#### Records shown
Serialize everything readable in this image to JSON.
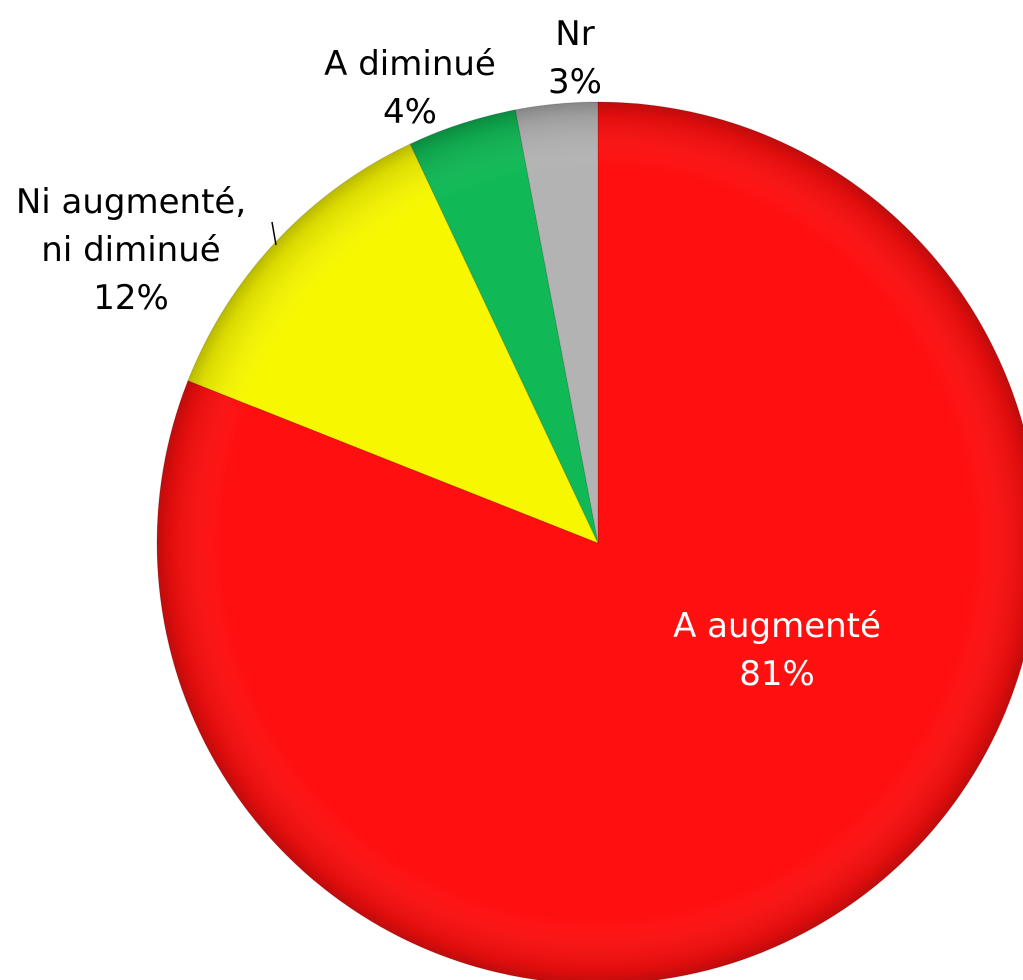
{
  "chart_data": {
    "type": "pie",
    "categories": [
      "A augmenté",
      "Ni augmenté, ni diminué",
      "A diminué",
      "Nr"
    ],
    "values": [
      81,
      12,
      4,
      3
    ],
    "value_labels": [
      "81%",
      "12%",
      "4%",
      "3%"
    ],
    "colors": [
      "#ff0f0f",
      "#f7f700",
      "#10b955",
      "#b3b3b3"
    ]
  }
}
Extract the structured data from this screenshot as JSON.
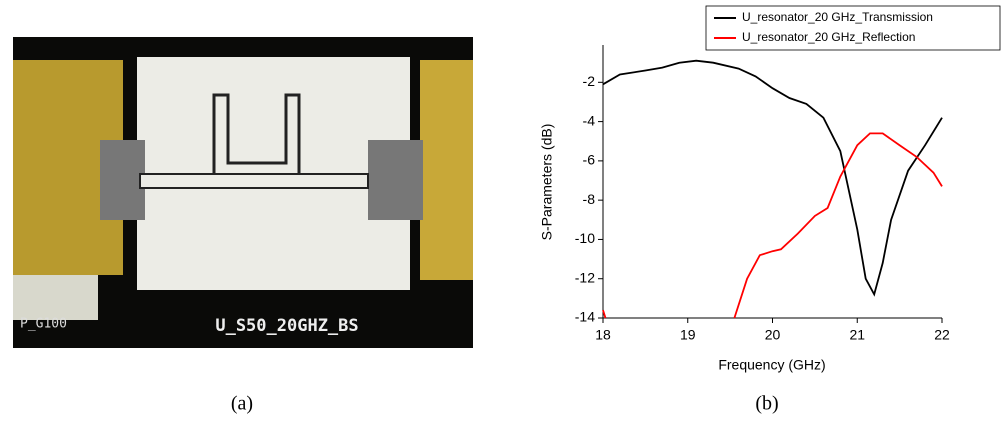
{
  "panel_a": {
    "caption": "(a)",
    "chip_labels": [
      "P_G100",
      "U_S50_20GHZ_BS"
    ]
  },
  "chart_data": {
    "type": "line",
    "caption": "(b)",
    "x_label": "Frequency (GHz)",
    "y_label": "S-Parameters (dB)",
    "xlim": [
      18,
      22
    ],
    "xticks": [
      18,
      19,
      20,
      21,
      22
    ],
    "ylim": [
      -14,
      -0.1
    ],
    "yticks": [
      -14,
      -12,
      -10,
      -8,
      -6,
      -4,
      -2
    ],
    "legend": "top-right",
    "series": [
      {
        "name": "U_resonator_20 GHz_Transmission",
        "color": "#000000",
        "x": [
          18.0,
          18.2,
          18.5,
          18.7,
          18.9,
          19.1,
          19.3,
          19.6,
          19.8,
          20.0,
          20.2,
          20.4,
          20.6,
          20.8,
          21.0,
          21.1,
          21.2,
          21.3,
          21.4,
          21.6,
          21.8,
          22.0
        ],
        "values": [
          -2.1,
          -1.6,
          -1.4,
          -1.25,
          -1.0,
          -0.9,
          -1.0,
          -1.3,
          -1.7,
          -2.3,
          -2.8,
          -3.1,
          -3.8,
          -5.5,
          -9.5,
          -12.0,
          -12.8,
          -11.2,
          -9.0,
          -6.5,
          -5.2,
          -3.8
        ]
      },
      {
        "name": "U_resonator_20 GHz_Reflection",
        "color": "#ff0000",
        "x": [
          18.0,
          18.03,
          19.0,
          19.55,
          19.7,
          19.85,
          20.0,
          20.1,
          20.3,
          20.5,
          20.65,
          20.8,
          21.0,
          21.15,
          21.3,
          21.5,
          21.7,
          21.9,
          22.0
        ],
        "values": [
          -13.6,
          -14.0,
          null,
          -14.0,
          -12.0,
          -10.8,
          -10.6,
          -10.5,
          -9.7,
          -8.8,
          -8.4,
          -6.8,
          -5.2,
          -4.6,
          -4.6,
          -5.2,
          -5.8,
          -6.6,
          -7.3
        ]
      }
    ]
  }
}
########
Work instructions
The listing above needs to be output again exactly. Don't include the pictures.

Response
Serialize everything readable in this image to JSON.
{
  "chart_data": {
    "type": "pie",
    "categories": [
      "A augmenté",
      "Ni augmenté, ni diminué",
      "A diminué",
      "Nr"
    ],
    "values": [
      81,
      12,
      4,
      3
    ],
    "value_labels": [
      "81%",
      "12%",
      "4%",
      "3%"
    ],
    "colors": [
      "#ff0f0f",
      "#f7f700",
      "#10b955",
      "#b3b3b3"
    ]
  }
}
Extract the structured data from this screenshot as JSON.
{
  "panel_a": {
    "caption": "(a)",
    "chip_labels": [
      "P_G100",
      "U_S50_20GHZ_BS"
    ]
  },
  "chart_data": {
    "type": "line",
    "caption": "(b)",
    "x_label": "Frequency (GHz)",
    "y_label": "S-Parameters (dB)",
    "xlim": [
      18,
      22
    ],
    "xticks": [
      18,
      19,
      20,
      21,
      22
    ],
    "ylim": [
      -14,
      -0.1
    ],
    "yticks": [
      -14,
      -12,
      -10,
      -8,
      -6,
      -4,
      -2
    ],
    "legend": "top-right",
    "series": [
      {
        "name": "U_resonator_20 GHz_Transmission",
        "color": "#000000",
        "x": [
          18.0,
          18.2,
          18.5,
          18.7,
          18.9,
          19.1,
          19.3,
          19.6,
          19.8,
          20.0,
          20.2,
          20.4,
          20.6,
          20.8,
          21.0,
          21.1,
          21.2,
          21.3,
          21.4,
          21.6,
          21.8,
          22.0
        ],
        "values": [
          -2.1,
          -1.6,
          -1.4,
          -1.25,
          -1.0,
          -0.9,
          -1.0,
          -1.3,
          -1.7,
          -2.3,
          -2.8,
          -3.1,
          -3.8,
          -5.5,
          -9.5,
          -12.0,
          -12.8,
          -11.2,
          -9.0,
          -6.5,
          -5.2,
          -3.8
        ]
      },
      {
        "name": "U_resonator_20 GHz_Reflection",
        "color": "#ff0000",
        "x": [
          18.0,
          18.03,
          19.0,
          19.55,
          19.7,
          19.85,
          20.0,
          20.1,
          20.3,
          20.5,
          20.65,
          20.8,
          21.0,
          21.15,
          21.3,
          21.5,
          21.7,
          21.9,
          22.0
        ],
        "values": [
          -13.6,
          -14.0,
          null,
          -14.0,
          -12.0,
          -10.8,
          -10.6,
          -10.5,
          -9.7,
          -8.8,
          -8.4,
          -6.8,
          -5.2,
          -4.6,
          -4.6,
          -5.2,
          -5.8,
          -6.6,
          -7.3
        ]
      }
    ]
  }
}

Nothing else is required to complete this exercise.